(DATA EXTRACTS Opens)

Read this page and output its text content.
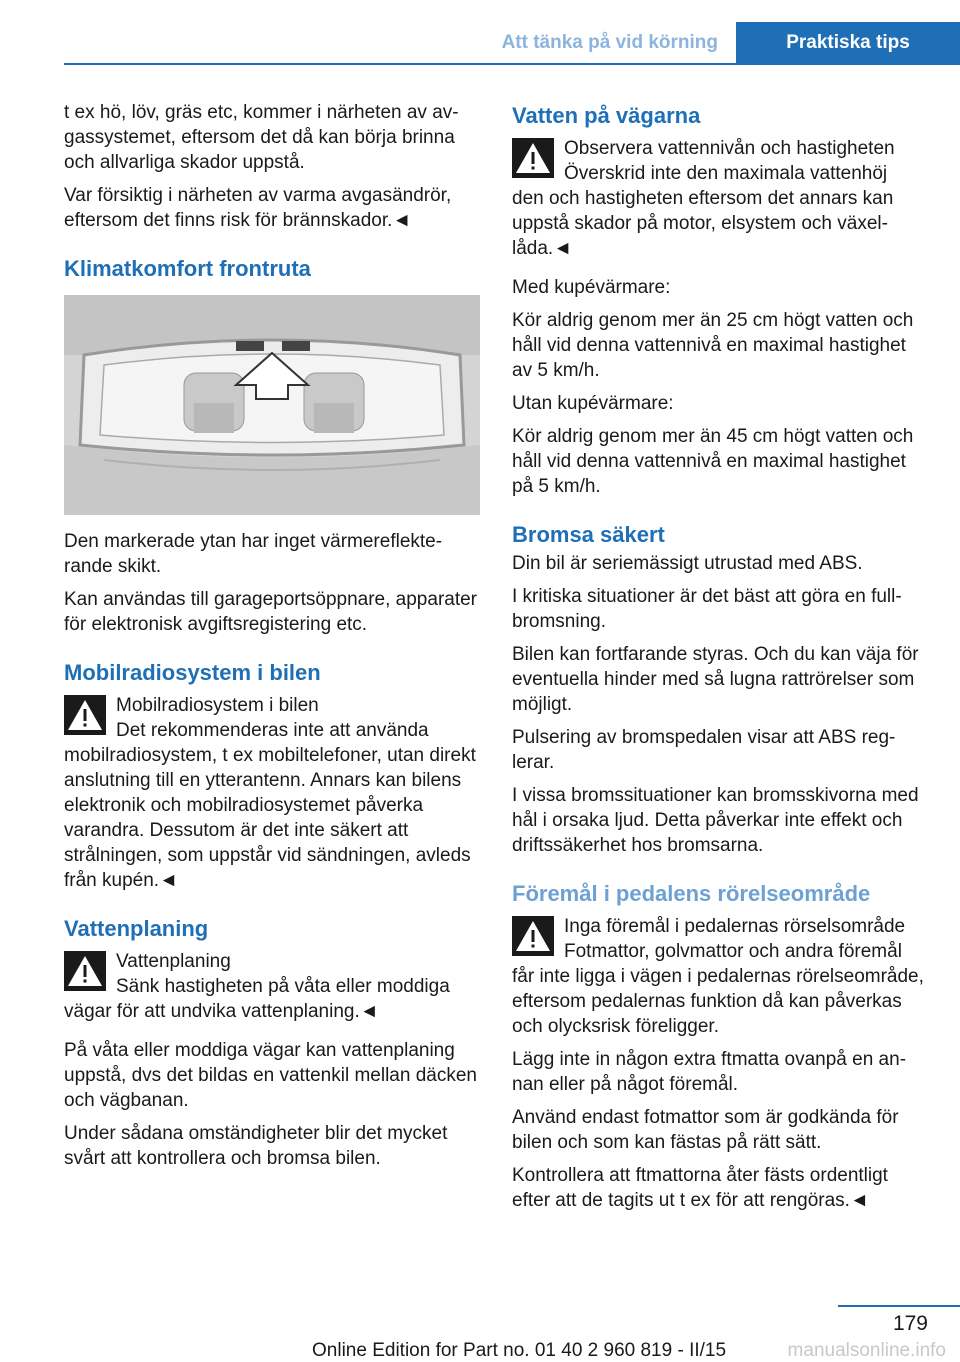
Att tänka på vid körning	Praktiska tips

t ex hö, löv, gräs etc, kommer i närheten av avgassystemet, eftersom det då kan börja brinna och allvarliga skador uppstå.

Var försiktig i närheten av varma avgasändrör, eftersom det finns risk för brännskador.◄

Klimatkomfort frontruta

Den markerade ytan har inget värmereflekterande skikt.

Kan användas till garageportsöppnare, apparater för elektronisk avgiftsregistering etc.

Mobilradiosystem i bilen
Mobilradiosystem i bilen
Det rekommenderas inte att använda
mobilradiosystem, t ex mobiltelefoner, utan direkt anslutning till en ytterantenn. Annars kan bilens elektronik och mobilradiosystemet påverka varandra. Dessutom är det inte säkert att strålningen, som uppstår vid sändningen, avleds från kupén.◄
Vattenplaning
Vattenplaning
Sänk hastigheten på våta eller moddiga
vägar för att undvika vattenplaning.◄

På våta eller moddiga vägar kan vattenplaning uppstå, dvs det bildas en vattenkil mellan däcken och vägbanan.

Under sådana omständigheter blir det mycket svårt att kontrollera och bromsa bilen.

Vatten på vägarna
Observera vattennivån och hastigheten
Överskrid inte den maximala vattenhöj
den och hastigheten eftersom det annars kan uppstå skador på motor, elsystem och växellåda.◄

Med kupévärmare:

Kör aldrig genom mer än 25 cm högt vatten och håll vid denna vattennivå en maximal hastighet av 5 km/h.

Utan kupévärmare:

Kör aldrig genom mer än 45 cm högt vatten och håll vid denna vattennivå en maximal hastighet på 5 km/h.

Bromsa säkert

Din bil är seriemässigt utrustad med ABS.

I kritiska situationer är det bäst att göra en fullbromsning.

Bilen kan fortfarande styras. Och du kan väja för eventuella hinder med så lugna rattrörelser som möjligt.

Pulsering av bromspedalen visar att ABS reglerar.

I vissa bromssituationer kan bromsskivorna med hål i orsaka ljud. Detta påverkar inte effekt och driftssäkerhet hos bromsarna.

Föremål i pedalens rörelseområde
Inga föremål i pedalernas rörselsområde
Fotmattor, golvmattor och andra föremål
får inte ligga i vägen i pedalernas rörelseområde, eftersom pedalernas funktion då kan påverkas och olycksrisk föreligger.

Lägg inte in någon extra ftmatta ovanpå en annan eller på något föremål.

Använd endast fotmattor som är godkända för bilen och som kan fästas på rätt sätt.

Kontrollera att ftmattorna åter fästs ordentligt efter att de tagits ut t ex för att rengöras.◄

179
Online Edition for Part no. 01 40 2 960 819 - II/15	manualsonline.info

(DATA EXTRACTS Closes)

EXERCISE AIM:
Please copy every record above exactly, but leave the pictures out.

WRITTEN ANSWER:
Read this page and output its text content.
Att tänka på vid körning	Praktiska tips

t ex hö, löv, gräs etc, kommer i närheten av avgassystemet, eftersom det då kan börja brinna och allvarliga skador uppstå.

Var försiktig i närheten av varma avgasändrör, eftersom det finns risk för brännskador.◄

Klimatkomfort frontruta

Den markerade ytan har inget värmereflekterande skikt.

Kan användas till garageportsöppnare, apparater för elektronisk avgiftsregistering etc.

Mobilradiosystem i bilen
Mobilradiosystem i bilen
Det rekommenderas inte att använda
mobilradiosystem, t ex mobiltelefoner, utan direkt anslutning till en ytterantenn. Annars kan bilens elektronik och mobilradiosystemet påverka varandra. Dessutom är det inte säkert att strålningen, som uppstår vid sändningen, avleds från kupén.◄
Vattenplaning
Vattenplaning
Sänk hastigheten på våta eller moddiga
vägar för att undvika vattenplaning.◄

På våta eller moddiga vägar kan vattenplaning uppstå, dvs det bildas en vattenkil mellan däcken och vägbanan.

Under sådana omständigheter blir det mycket svårt att kontrollera och bromsa bilen.

Vatten på vägarna
Observera vattennivån och hastigheten
Överskrid inte den maximala vattenhöj
den och hastigheten eftersom det annars kan uppstå skador på motor, elsystem och växellåda.◄

Med kupévärmare:

Kör aldrig genom mer än 25 cm högt vatten och håll vid denna vattennivå en maximal hastighet av 5 km/h.

Utan kupévärmare:

Kör aldrig genom mer än 45 cm högt vatten och håll vid denna vattennivå en maximal hastighet på 5 km/h.

Bromsa säkert

Din bil är seriemässigt utrustad med ABS.

I kritiska situationer är det bäst att göra en fullbromsning.

Bilen kan fortfarande styras. Och du kan väja för eventuella hinder med så lugna rattrörelser som möjligt.

Pulsering av bromspedalen visar att ABS reglerar.

I vissa bromssituationer kan bromsskivorna med hål i orsaka ljud. Detta påverkar inte effekt och driftssäkerhet hos bromsarna.

Föremål i pedalens rörelseområde
Inga föremål i pedalernas rörselsområde
Fotmattor, golvmattor och andra föremål
får inte ligga i vägen i pedalernas rörelseområde, eftersom pedalernas funktion då kan påverkas och olycksrisk föreligger.

Lägg inte in någon extra ftmatta ovanpå en annan eller på något föremål.

Använd endast fotmattor som är godkända för bilen och som kan fästas på rätt sätt.

Kontrollera att ftmattorna åter fästs ordentligt efter att de tagits ut t ex för att rengöras.◄

179
Online Edition for Part no. 01 40 2 960 819 - II/15	manualsonline.info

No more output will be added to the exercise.